_GIVEN DATA_
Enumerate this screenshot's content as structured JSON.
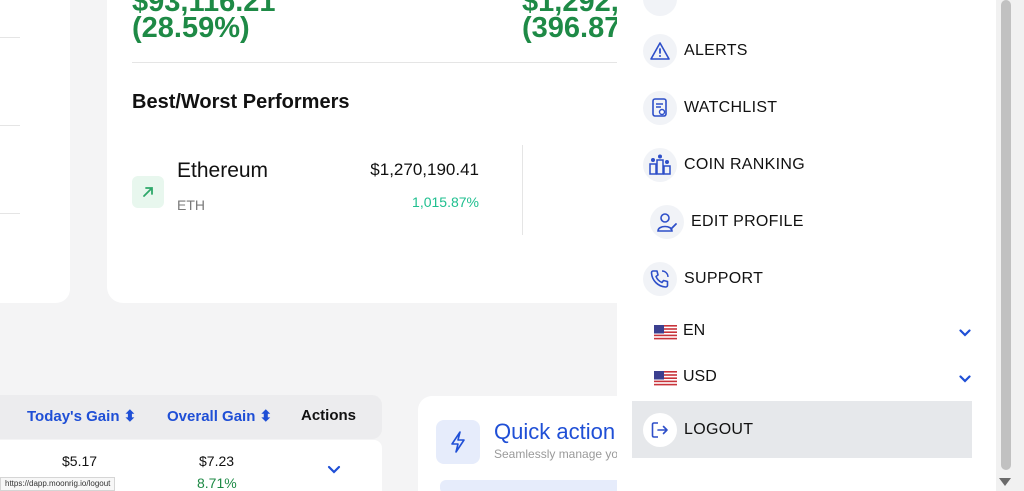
{
  "colors": {
    "accent_blue": "#1f4fd6",
    "gain_green": "#1e8a46",
    "pct_teal": "#1fbf8f",
    "hover_gray": "#e6e8eb"
  },
  "summary": {
    "gain_1_value": "$93,116.21",
    "gain_1_pct": "(28.59%)",
    "gain_2_value": "$1,292,0",
    "gain_2_pct": "(396.87"
  },
  "performers": {
    "title": "Best/Worst Performers",
    "best": {
      "name": "Ethereum",
      "symbol": "ETH",
      "value": "$1,270,190.41",
      "change": "1,015.87%",
      "icon": "arrow-up-right-icon"
    }
  },
  "holdings_table": {
    "headers": {
      "todays_gain": "Today's Gain",
      "overall_gain": "Overall Gain",
      "actions": "Actions"
    },
    "rows": [
      {
        "todays_gain": "$5.17",
        "overall_gain": "$7.23",
        "overall_pct": "8.71%"
      }
    ]
  },
  "quick_actions": {
    "title": "Quick action",
    "subtitle": "Seamlessly manage yo",
    "icon": "lightning-icon"
  },
  "menu": {
    "items": [
      {
        "label": "ALERTS",
        "icon": "alert-triangle-icon"
      },
      {
        "label": "WATCHLIST",
        "icon": "watchlist-icon"
      },
      {
        "label": "COIN RANKING",
        "icon": "ranking-icon"
      },
      {
        "label": "EDIT PROFILE",
        "icon": "user-edit-icon"
      },
      {
        "label": "SUPPORT",
        "icon": "phone-icon"
      }
    ],
    "language": "EN",
    "currency": "USD",
    "logout": "LOGOUT"
  },
  "status_url": "https://dapp.moonrig.io/logout"
}
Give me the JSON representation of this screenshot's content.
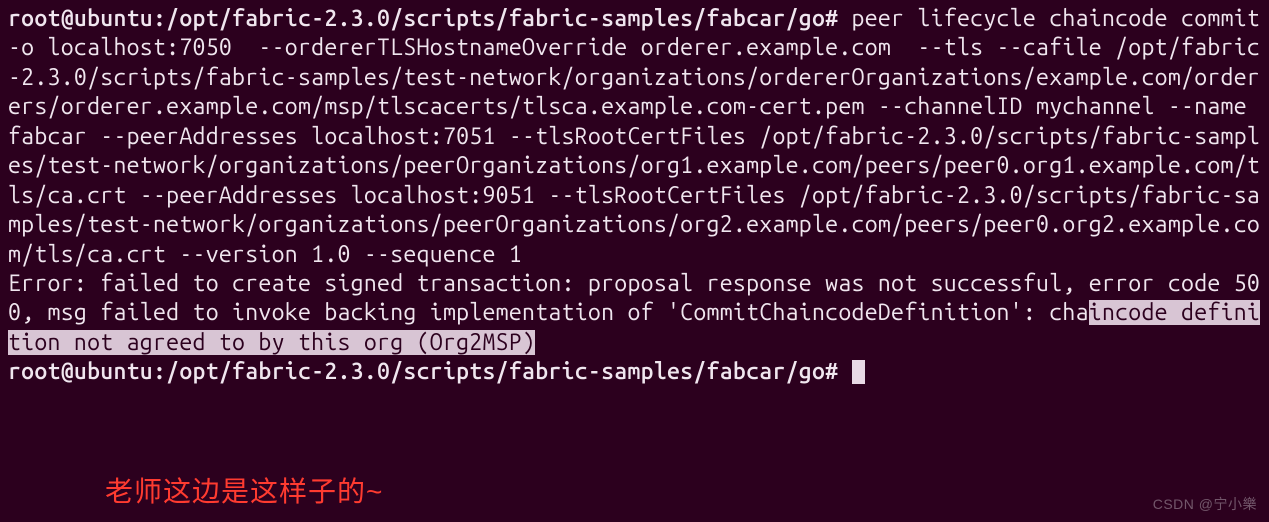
{
  "terminal": {
    "prompt1": "root@ubuntu:/opt/fabric-2.3.0/scripts/fabric-samples/fabcar/go#",
    "command": " peer lifecycle chaincode commit  -o localhost:7050  --ordererTLSHostnameOverride orderer.example.com  --tls --cafile /opt/fabric-2.3.0/scripts/fabric-samples/test-network/organizations/ordererOrganizations/example.com/orderers/orderer.example.com/msp/tlscacerts/tlsca.example.com-cert.pem --channelID mychannel --name fabcar --peerAddresses localhost:7051 --tlsRootCertFiles /opt/fabric-2.3.0/scripts/fabric-samples/test-network/organizations/peerOrganizations/org1.example.com/peers/peer0.org1.example.com/tls/ca.crt --peerAddresses localhost:9051 --tlsRootCertFiles /opt/fabric-2.3.0/scripts/fabric-samples/test-network/organizations/peerOrganizations/org2.example.com/peers/peer0.org2.example.com/tls/ca.crt --version 1.0 --sequence 1",
    "error_prefix": "Error: failed to create signed transaction: proposal response was not successful, error code 500, msg failed to invoke backing implementation of 'CommitChaincodeDefinition': cha",
    "error_highlighted": "incode definition not agreed to by this org (Org2MSP)",
    "prompt2": "root@ubuntu:/opt/fabric-2.3.0/scripts/fabric-samples/fabcar/go# "
  },
  "caption": "老师这边是这样子的~",
  "watermark": "CSDN @宁小樂"
}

_PROBLEM DETAILS_
Leave out every picture and copy verbatim the lines running from the line containing "Give me the" through the final line of the data.

_SOLUTION TO THIS PROBLEM_
Give me the JSON representation of this screenshot's content.
{
  "terminal": {
    "prompt1": "root@ubuntu:/opt/fabric-2.3.0/scripts/fabric-samples/fabcar/go#",
    "command": " peer lifecycle chaincode commit  -o localhost:7050  --ordererTLSHostnameOverride orderer.example.com  --tls --cafile /opt/fabric-2.3.0/scripts/fabric-samples/test-network/organizations/ordererOrganizations/example.com/orderers/orderer.example.com/msp/tlscacerts/tlsca.example.com-cert.pem --channelID mychannel --name fabcar --peerAddresses localhost:7051 --tlsRootCertFiles /opt/fabric-2.3.0/scripts/fabric-samples/test-network/organizations/peerOrganizations/org1.example.com/peers/peer0.org1.example.com/tls/ca.crt --peerAddresses localhost:9051 --tlsRootCertFiles /opt/fabric-2.3.0/scripts/fabric-samples/test-network/organizations/peerOrganizations/org2.example.com/peers/peer0.org2.example.com/tls/ca.crt --version 1.0 --sequence 1",
    "error_prefix": "Error: failed to create signed transaction: proposal response was not successful, error code 500, msg failed to invoke backing implementation of 'CommitChaincodeDefinition': cha",
    "error_highlighted": "incode definition not agreed to by this org (Org2MSP)",
    "prompt2": "root@ubuntu:/opt/fabric-2.3.0/scripts/fabric-samples/fabcar/go# "
  },
  "caption": "老师这边是这样子的~",
  "watermark": "CSDN @宁小樂"
}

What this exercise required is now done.